## begin
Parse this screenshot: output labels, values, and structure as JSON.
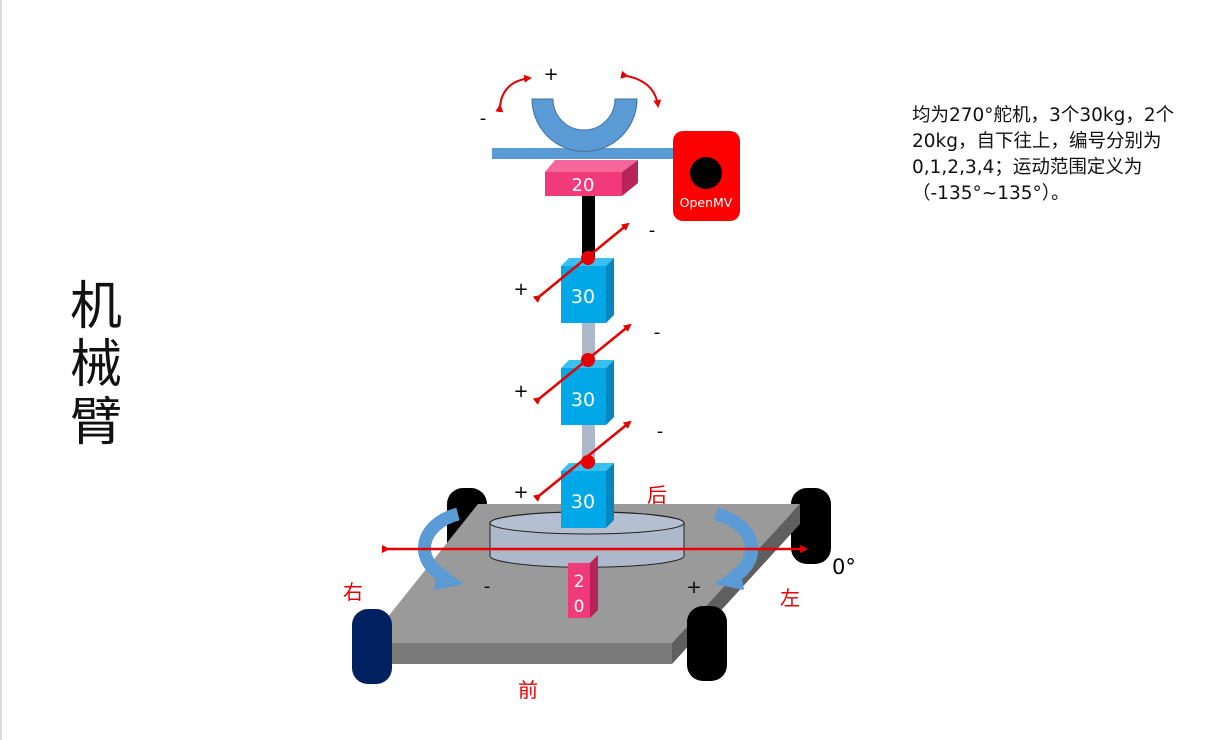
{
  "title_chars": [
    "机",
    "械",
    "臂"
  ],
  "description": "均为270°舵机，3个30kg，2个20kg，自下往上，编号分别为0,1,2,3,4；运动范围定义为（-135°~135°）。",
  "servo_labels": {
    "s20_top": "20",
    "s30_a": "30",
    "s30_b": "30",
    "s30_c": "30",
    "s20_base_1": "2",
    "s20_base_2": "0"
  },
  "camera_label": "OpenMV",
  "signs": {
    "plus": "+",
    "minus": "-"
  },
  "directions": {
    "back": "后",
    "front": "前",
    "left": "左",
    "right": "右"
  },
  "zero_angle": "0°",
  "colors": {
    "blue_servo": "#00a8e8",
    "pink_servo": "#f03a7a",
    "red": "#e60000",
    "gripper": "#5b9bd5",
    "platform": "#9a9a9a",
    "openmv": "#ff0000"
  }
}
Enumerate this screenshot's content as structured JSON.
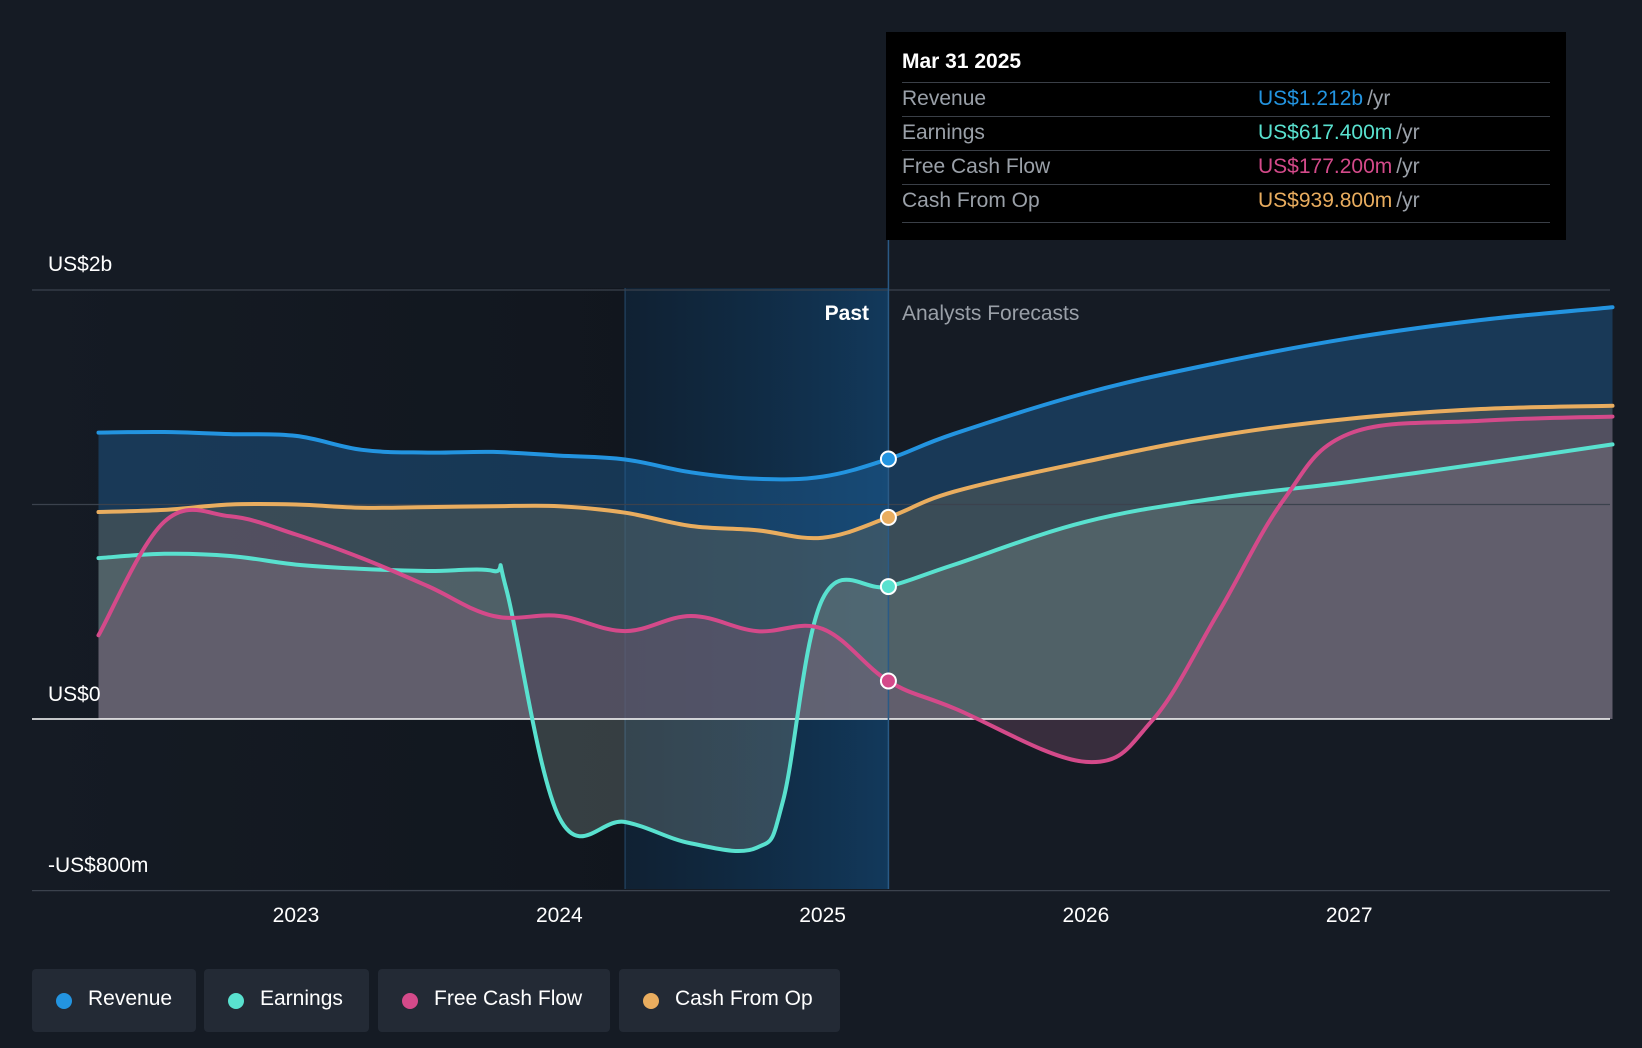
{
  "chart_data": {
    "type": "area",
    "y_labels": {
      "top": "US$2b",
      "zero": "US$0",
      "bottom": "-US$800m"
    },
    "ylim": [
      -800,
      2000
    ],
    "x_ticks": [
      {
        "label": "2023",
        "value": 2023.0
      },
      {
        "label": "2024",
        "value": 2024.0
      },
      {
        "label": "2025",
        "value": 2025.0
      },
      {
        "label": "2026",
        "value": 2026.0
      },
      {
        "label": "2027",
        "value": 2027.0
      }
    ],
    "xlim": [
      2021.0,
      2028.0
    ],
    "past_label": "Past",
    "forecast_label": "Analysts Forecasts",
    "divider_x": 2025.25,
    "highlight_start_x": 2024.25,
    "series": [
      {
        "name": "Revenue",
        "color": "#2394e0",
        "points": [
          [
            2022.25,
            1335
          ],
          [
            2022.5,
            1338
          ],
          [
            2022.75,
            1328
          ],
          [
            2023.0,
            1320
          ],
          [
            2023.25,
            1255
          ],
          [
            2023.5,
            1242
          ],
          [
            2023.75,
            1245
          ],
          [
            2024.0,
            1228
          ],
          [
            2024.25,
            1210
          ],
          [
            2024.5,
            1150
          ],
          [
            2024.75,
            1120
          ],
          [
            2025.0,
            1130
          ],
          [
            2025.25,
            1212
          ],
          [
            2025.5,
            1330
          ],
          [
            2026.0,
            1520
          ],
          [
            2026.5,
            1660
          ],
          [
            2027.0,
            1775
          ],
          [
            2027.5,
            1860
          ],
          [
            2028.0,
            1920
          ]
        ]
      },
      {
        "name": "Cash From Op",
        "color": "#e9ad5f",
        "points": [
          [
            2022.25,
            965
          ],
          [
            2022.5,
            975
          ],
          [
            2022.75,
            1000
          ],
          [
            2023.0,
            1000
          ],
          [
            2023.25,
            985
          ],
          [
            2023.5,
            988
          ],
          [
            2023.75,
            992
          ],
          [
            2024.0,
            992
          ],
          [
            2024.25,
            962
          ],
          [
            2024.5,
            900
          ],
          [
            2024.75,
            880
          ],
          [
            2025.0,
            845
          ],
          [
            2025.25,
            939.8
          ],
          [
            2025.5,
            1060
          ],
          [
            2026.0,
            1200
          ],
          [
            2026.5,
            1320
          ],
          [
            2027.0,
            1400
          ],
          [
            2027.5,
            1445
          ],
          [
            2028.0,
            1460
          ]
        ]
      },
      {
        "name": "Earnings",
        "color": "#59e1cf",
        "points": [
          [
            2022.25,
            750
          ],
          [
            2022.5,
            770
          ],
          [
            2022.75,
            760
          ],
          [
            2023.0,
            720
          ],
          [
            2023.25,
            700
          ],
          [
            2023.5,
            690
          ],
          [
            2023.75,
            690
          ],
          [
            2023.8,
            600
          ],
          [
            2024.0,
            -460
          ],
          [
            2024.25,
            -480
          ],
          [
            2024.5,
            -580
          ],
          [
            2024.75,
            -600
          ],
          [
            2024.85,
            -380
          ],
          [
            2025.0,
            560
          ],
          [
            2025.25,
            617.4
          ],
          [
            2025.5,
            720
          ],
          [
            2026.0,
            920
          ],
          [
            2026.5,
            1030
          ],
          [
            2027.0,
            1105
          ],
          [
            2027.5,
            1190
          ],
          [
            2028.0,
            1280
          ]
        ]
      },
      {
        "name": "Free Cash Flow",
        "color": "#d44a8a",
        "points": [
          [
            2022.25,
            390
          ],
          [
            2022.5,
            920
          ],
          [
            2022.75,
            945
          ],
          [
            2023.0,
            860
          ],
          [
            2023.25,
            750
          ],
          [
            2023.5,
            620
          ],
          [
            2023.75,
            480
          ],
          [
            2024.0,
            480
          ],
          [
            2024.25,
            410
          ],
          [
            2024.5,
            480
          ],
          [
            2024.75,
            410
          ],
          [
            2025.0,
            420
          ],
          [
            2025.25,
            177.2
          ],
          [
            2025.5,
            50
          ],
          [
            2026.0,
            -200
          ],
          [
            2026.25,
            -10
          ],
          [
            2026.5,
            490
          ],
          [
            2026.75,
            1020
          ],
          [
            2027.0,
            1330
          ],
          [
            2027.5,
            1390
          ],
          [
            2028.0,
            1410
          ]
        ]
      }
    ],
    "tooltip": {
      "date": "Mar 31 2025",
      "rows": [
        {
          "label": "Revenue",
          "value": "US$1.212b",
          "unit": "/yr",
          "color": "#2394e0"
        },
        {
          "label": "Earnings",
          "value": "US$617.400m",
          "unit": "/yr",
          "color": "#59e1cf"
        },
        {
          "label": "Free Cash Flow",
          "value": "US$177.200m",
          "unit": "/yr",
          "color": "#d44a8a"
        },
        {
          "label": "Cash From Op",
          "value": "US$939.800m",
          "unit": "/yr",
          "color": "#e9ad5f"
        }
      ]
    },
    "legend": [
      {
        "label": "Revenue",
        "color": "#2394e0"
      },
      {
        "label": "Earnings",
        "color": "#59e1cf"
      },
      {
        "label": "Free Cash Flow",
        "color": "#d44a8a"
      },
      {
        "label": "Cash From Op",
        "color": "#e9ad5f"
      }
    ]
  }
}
## end
INSTRUCTION → Search the data above for the word "name", then gather each line in which it appears.

EXERCISE RESPONSE →
        "name": "Revenue",
        "name": "Cash From Op",
        "name": "Earnings",
        "name": "Free Cash Flow",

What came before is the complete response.